# start of GIVEN RECORDS

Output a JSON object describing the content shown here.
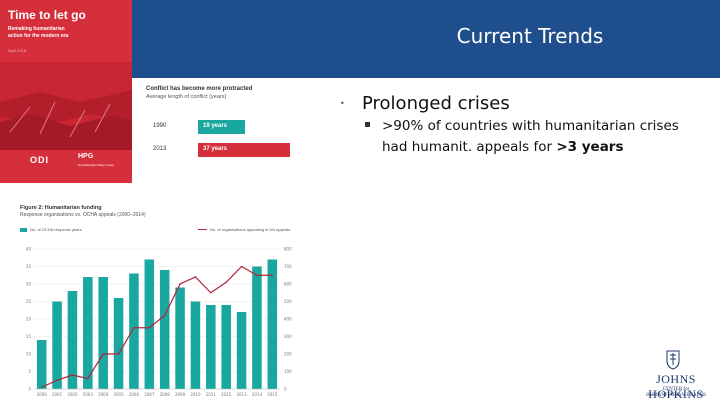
{
  "slide": {
    "title": "Current Trends"
  },
  "colors": {
    "header": "#1f4e8c",
    "red": "#d62f3c",
    "teal": "#1aa7a0",
    "line": "#b0243a",
    "navy": "#1d3a6b"
  },
  "cover": {
    "title": "Time to let go",
    "subtitle": "Remaking humanitarian action for the modern era",
    "date": "April 2016",
    "logo_odi": "ODI",
    "logo_hpg": "HPG",
    "logo_hpg_sub": "Humanitarian Policy Group"
  },
  "inset_conflict": {
    "title": "Conflict has become more protracted",
    "subtitle": "Average length of conflict (years)",
    "rows": [
      {
        "year": "1990",
        "value": 19,
        "label": "19 years"
      },
      {
        "year": "2013",
        "value": 37,
        "label": "37 years"
      }
    ]
  },
  "inset_spending": {
    "title": "Figure 2: Humanitarian funding",
    "subtitle": "Response organisations vs. OCHA appeals (2000–2014)",
    "legend_bar": "No. of OCHA response years",
    "legend_line": "No. of organisations appealing in UN appeals"
  },
  "chart_data": {
    "type": "bar+line",
    "categories": [
      "2000",
      "2001",
      "2002",
      "2003",
      "2004",
      "2005",
      "2006",
      "2007",
      "2008",
      "2009",
      "2010",
      "2011",
      "2012",
      "2013",
      "2014",
      "2015"
    ],
    "series": [
      {
        "name": "No. of OCHA response years",
        "type": "bar",
        "axis": "left",
        "values": [
          14,
          25,
          28,
          32,
          32,
          26,
          33,
          37,
          34,
          29,
          25,
          24,
          24,
          22,
          35,
          37
        ]
      },
      {
        "name": "No. of organisations appealing in UN appeals",
        "type": "line",
        "axis": "right",
        "values": [
          10,
          50,
          80,
          60,
          200,
          200,
          350,
          350,
          420,
          600,
          640,
          550,
          610,
          700,
          650,
          650
        ]
      }
    ],
    "y_left_ticks": [
      0,
      5,
      10,
      15,
      20,
      25,
      30,
      35,
      40
    ],
    "y_left_range": [
      0,
      40
    ],
    "y_right_ticks": [
      0,
      100,
      200,
      300,
      400,
      500,
      600,
      700,
      800
    ],
    "y_right_range": [
      0,
      800
    ]
  },
  "bullets": {
    "main": "Prolonged crises",
    "sub_before": ">90% of countries with humanitarian crises had humanit. appeals for ",
    "sub_bold": ">3 years"
  },
  "logo_jh": {
    "name": "JOHNS HOPKINS",
    "center_line1": "CENTER for",
    "center_line2": "HUMANITARIAN HEALTH"
  }
}
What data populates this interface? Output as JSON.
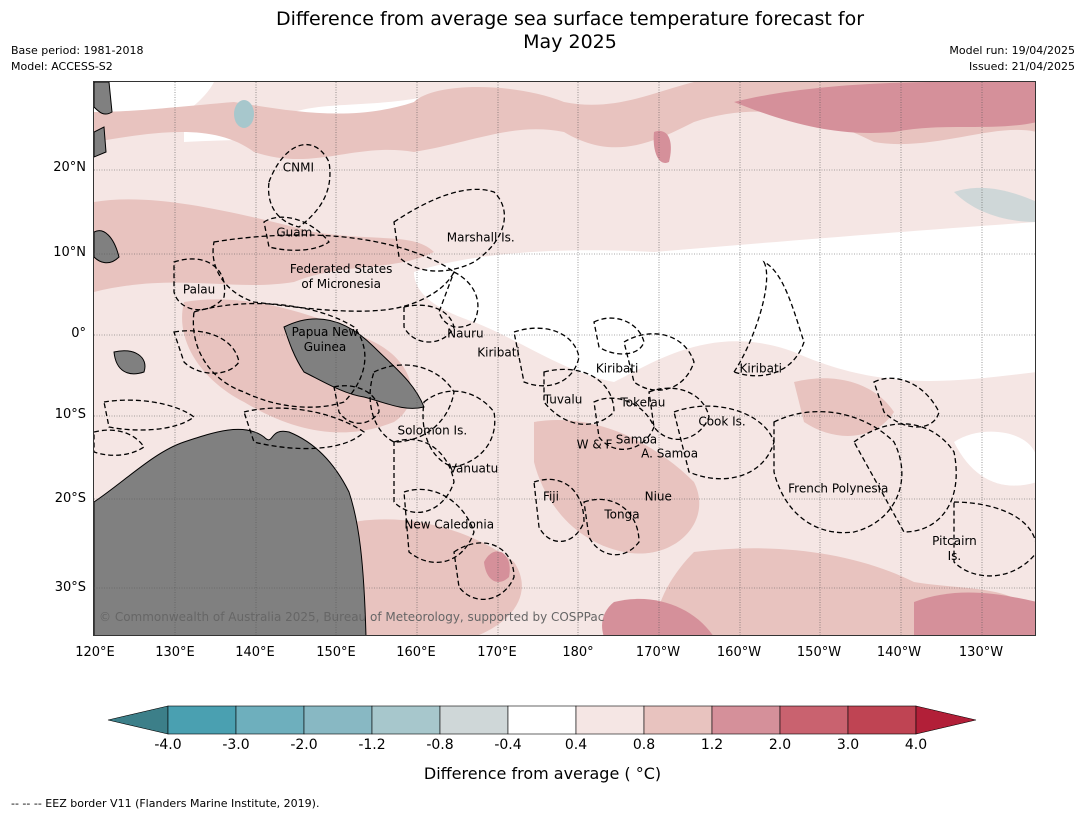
{
  "title": {
    "line1": "Difference from average sea surface temperature forecast for",
    "line2": "May 2025"
  },
  "meta_left": {
    "base_period": "Base period: 1981-2018",
    "model": "Model: ACCESS-S2"
  },
  "meta_right": {
    "model_run": "Model run: 19/04/2025",
    "issued": "Issued: 21/04/2025"
  },
  "latitude_labels": [
    "20°N",
    "10°N",
    "0°",
    "10°S",
    "20°S",
    "30°S"
  ],
  "longitude_labels": [
    "120°E",
    "130°E",
    "140°E",
    "150°E",
    "160°E",
    "170°E",
    "180°",
    "170°W",
    "160°W",
    "150°W",
    "140°W",
    "130°W"
  ],
  "region_labels": [
    {
      "name": "CNMI",
      "lon": 145.2,
      "lat": 20.1
    },
    {
      "name": "Guam",
      "lon": 144.7,
      "lat": 12.3
    },
    {
      "name": "Marshall Is.",
      "lon": 167.8,
      "lat": 11.6
    },
    {
      "name": "Federated States\nof Micronesia",
      "lon": 150.5,
      "lat": 6.9
    },
    {
      "name": "Palau",
      "lon": 132.9,
      "lat": 5.3
    },
    {
      "name": "Papua New\nGuinea",
      "lon": 148.5,
      "lat": -0.7
    },
    {
      "name": "Nauru",
      "lon": 165.9,
      "lat": 0.0
    },
    {
      "name": "Kiribati",
      "lon": 170.0,
      "lat": -2.3
    },
    {
      "name": "Kiribati",
      "lon": 184.7,
      "lat": -4.3
    },
    {
      "name": "Kiribati",
      "lon": 202.5,
      "lat": -4.3
    },
    {
      "name": "Tuvalu",
      "lon": 178.0,
      "lat": -8.0
    },
    {
      "name": "Tokelau",
      "lon": 187.9,
      "lat": -8.4
    },
    {
      "name": "Cook Is.",
      "lon": 197.7,
      "lat": -10.7
    },
    {
      "name": "Solomon Is.",
      "lon": 161.8,
      "lat": -11.7
    },
    {
      "name": "Samoa",
      "lon": 187.1,
      "lat": -12.9
    },
    {
      "name": "W & F",
      "lon": 181.9,
      "lat": -13.5
    },
    {
      "name": "A. Samoa",
      "lon": 191.2,
      "lat": -14.5
    },
    {
      "name": "Vanuatu",
      "lon": 166.9,
      "lat": -16.4
    },
    {
      "name": "Fiji",
      "lon": 176.5,
      "lat": -19.8
    },
    {
      "name": "Niue",
      "lon": 189.8,
      "lat": -19.8
    },
    {
      "name": "French Polynesia",
      "lon": 212.1,
      "lat": -18.8
    },
    {
      "name": "Tonga",
      "lon": 185.3,
      "lat": -21.9
    },
    {
      "name": "New Caledonia",
      "lon": 163.9,
      "lat": -23.1
    },
    {
      "name": "Pitcairn\nIs.",
      "lon": 226.5,
      "lat": -26.0
    }
  ],
  "copyright": "© Commonwealth of Australia 2025, Bureau of Meteorology, supported by COSPPac",
  "colorbar": {
    "label": "Difference from average ( °C)",
    "ticks": [
      "-4.0",
      "-3.0",
      "-2.0",
      "-1.2",
      "-0.8",
      "-0.4",
      "0.4",
      "0.8",
      "1.2",
      "2.0",
      "3.0",
      "4.0"
    ],
    "colors": [
      "#4aa0b1",
      "#6eafbd",
      "#88b8c3",
      "#a7c7cc",
      "#cfd7d8",
      "#ffffff",
      "#f5e6e4",
      "#e8c3bf",
      "#d5909a",
      "#c9626f",
      "#bf4453"
    ],
    "under_color": "#3c7f89",
    "over_color": "#b21f38"
  },
  "map_colors": {
    "land": "#808080",
    "ocean_base": "#f5e6e4"
  },
  "footnote": "--  --  -- EEZ border V11 (Flanders Marine Institute, 2019)."
}
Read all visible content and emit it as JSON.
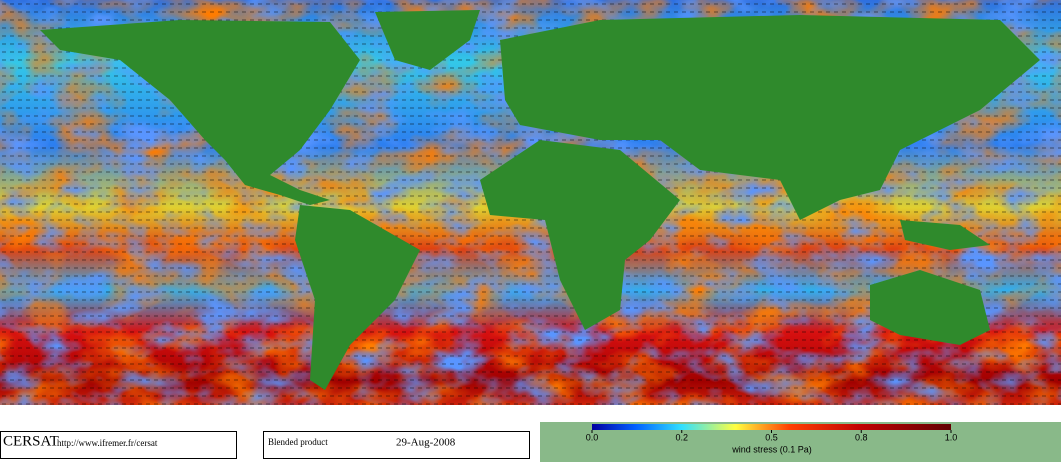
{
  "footer": {
    "logo": "CERSAT",
    "url": "http://www.ifremer.fr/cersat",
    "product": "Blended product",
    "date": "29-Aug-2008"
  },
  "colorbar": {
    "label": "wind stress (0.1 Pa)",
    "ticks": [
      {
        "value": 0,
        "label": "0.0"
      },
      0.2,
      0.5,
      0.8,
      {
        "value": 1,
        "label": "1.0"
      }
    ]
  }
}
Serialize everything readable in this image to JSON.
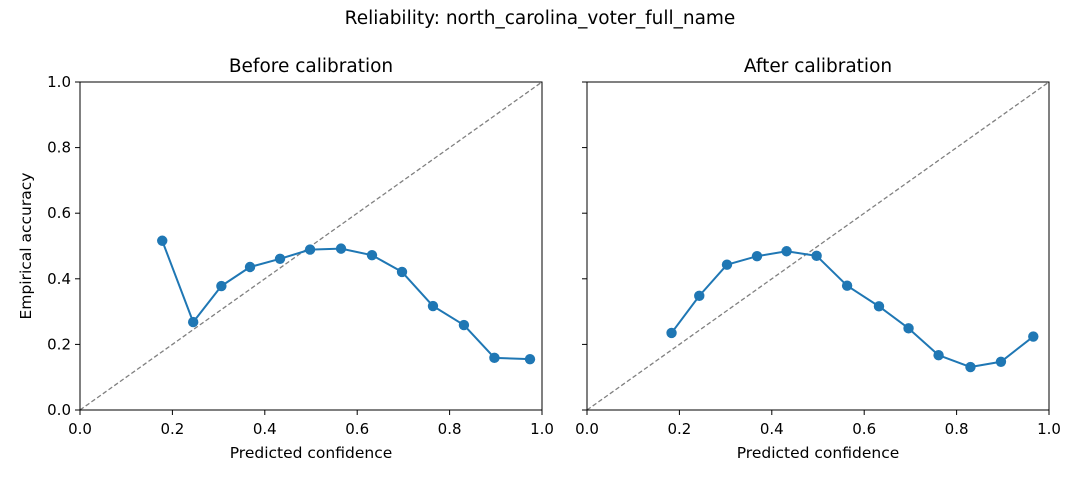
{
  "suptitle": "Reliability: north_carolina_voter_full_name",
  "style": {
    "series_color": "#1f77b4",
    "diagonal_color": "#808080"
  },
  "chart_data": [
    {
      "type": "line",
      "title": "Before calibration",
      "xlabel": "Predicted confidence",
      "ylabel": "Empirical accuracy",
      "xlim": [
        0.0,
        1.0
      ],
      "ylim": [
        0.0,
        1.0
      ],
      "xticks": [
        "0.0",
        "0.2",
        "0.4",
        "0.6",
        "0.8",
        "1.0"
      ],
      "yticks": [
        "0.0",
        "0.2",
        "0.4",
        "0.6",
        "0.8",
        "1.0"
      ],
      "reference_line": "y = x (dashed)",
      "grid": false,
      "x": [
        0.178,
        0.245,
        0.306,
        0.368,
        0.433,
        0.498,
        0.565,
        0.632,
        0.697,
        0.764,
        0.831,
        0.897,
        0.974
      ],
      "y": [
        0.516,
        0.268,
        0.378,
        0.436,
        0.461,
        0.489,
        0.492,
        0.472,
        0.421,
        0.317,
        0.259,
        0.159,
        0.155
      ]
    },
    {
      "type": "line",
      "title": "After calibration",
      "xlabel": "Predicted confidence",
      "ylabel": "",
      "xlim": [
        0.0,
        1.0
      ],
      "ylim": [
        0.0,
        1.0
      ],
      "xticks": [
        "0.0",
        "0.2",
        "0.4",
        "0.6",
        "0.8",
        "1.0"
      ],
      "yticks": [],
      "reference_line": "y = x (dashed)",
      "grid": false,
      "x": [
        0.183,
        0.243,
        0.303,
        0.368,
        0.432,
        0.497,
        0.563,
        0.632,
        0.696,
        0.761,
        0.83,
        0.896,
        0.966
      ],
      "y": [
        0.235,
        0.348,
        0.443,
        0.469,
        0.484,
        0.47,
        0.379,
        0.316,
        0.249,
        0.167,
        0.131,
        0.147,
        0.224
      ]
    }
  ]
}
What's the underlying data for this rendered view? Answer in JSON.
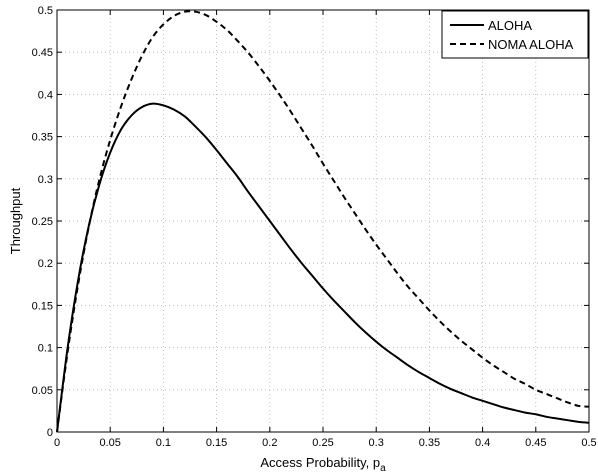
{
  "chart_data": {
    "type": "line",
    "xlabel": "Access Probability, p",
    "xlabel_subscript": "a",
    "ylabel": "Throughput",
    "xlim": [
      0,
      0.5
    ],
    "ylim": [
      0,
      0.5
    ],
    "xticks": [
      0,
      0.05,
      0.1,
      0.15,
      0.2,
      0.25,
      0.3,
      0.35,
      0.4,
      0.45,
      0.5
    ],
    "xtick_labels": [
      "0",
      "0.05",
      "0.1",
      "0.15",
      "0.2",
      "0.25",
      "0.3",
      "0.35",
      "0.4",
      "0.45",
      "0.5"
    ],
    "yticks": [
      0,
      0.05,
      0.1,
      0.15,
      0.2,
      0.25,
      0.3,
      0.35,
      0.4,
      0.45,
      0.5
    ],
    "ytick_labels": [
      "0",
      "0.05",
      "0.1",
      "0.15",
      "0.2",
      "0.25",
      "0.3",
      "0.35",
      "0.4",
      "0.45",
      "0.5"
    ],
    "grid": true,
    "legend_position": "top-right",
    "x": [
      0,
      0.01,
      0.02,
      0.03,
      0.04,
      0.05,
      0.06,
      0.07,
      0.08,
      0.09,
      0.1,
      0.11,
      0.12,
      0.13,
      0.14,
      0.15,
      0.16,
      0.17,
      0.18,
      0.19,
      0.2,
      0.21,
      0.22,
      0.23,
      0.24,
      0.25,
      0.26,
      0.27,
      0.28,
      0.29,
      0.3,
      0.31,
      0.32,
      0.33,
      0.34,
      0.35,
      0.36,
      0.37,
      0.38,
      0.39,
      0.4,
      0.41,
      0.42,
      0.43,
      0.44,
      0.45,
      0.46,
      0.47,
      0.48,
      0.49,
      0.5
    ],
    "series": [
      {
        "name": "ALOHA",
        "style": "solid",
        "color": "#000000",
        "values": [
          0,
          0.1,
          0.181,
          0.245,
          0.294,
          0.331,
          0.358,
          0.375,
          0.385,
          0.389,
          0.387,
          0.382,
          0.374,
          0.362,
          0.349,
          0.334,
          0.318,
          0.302,
          0.284,
          0.267,
          0.25,
          0.233,
          0.216,
          0.2,
          0.185,
          0.17,
          0.156,
          0.143,
          0.13,
          0.118,
          0.107,
          0.097,
          0.088,
          0.079,
          0.071,
          0.064,
          0.057,
          0.051,
          0.046,
          0.041,
          0.037,
          0.033,
          0.029,
          0.026,
          0.023,
          0.021,
          0.018,
          0.016,
          0.014,
          0.012,
          0.011
        ]
      },
      {
        "name": "NOMA ALOHA",
        "style": "dashed",
        "color": "#000000",
        "values": [
          0,
          0.095,
          0.176,
          0.244,
          0.3,
          0.346,
          0.385,
          0.418,
          0.446,
          0.468,
          0.483,
          0.493,
          0.498,
          0.498,
          0.494,
          0.486,
          0.476,
          0.463,
          0.449,
          0.433,
          0.416,
          0.398,
          0.379,
          0.359,
          0.339,
          0.318,
          0.298,
          0.278,
          0.259,
          0.24,
          0.222,
          0.205,
          0.188,
          0.172,
          0.158,
          0.144,
          0.131,
          0.119,
          0.108,
          0.098,
          0.088,
          0.079,
          0.071,
          0.063,
          0.057,
          0.05,
          0.045,
          0.04,
          0.035,
          0.031,
          0.03
        ]
      }
    ]
  }
}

# end of GIVEN RECORDS

WHAT YOU ARE ASKED TO DO:
Select every line above that contains the word "organisations", and copy it.

TASK OUTPUT:
    "subtitle": "Response organisations vs. OCHA appeals (2000–2014)",
    "legend_line": "No. of organisations appealing in UN appeals"
        "name": "No. of organisations appealing in UN appeals",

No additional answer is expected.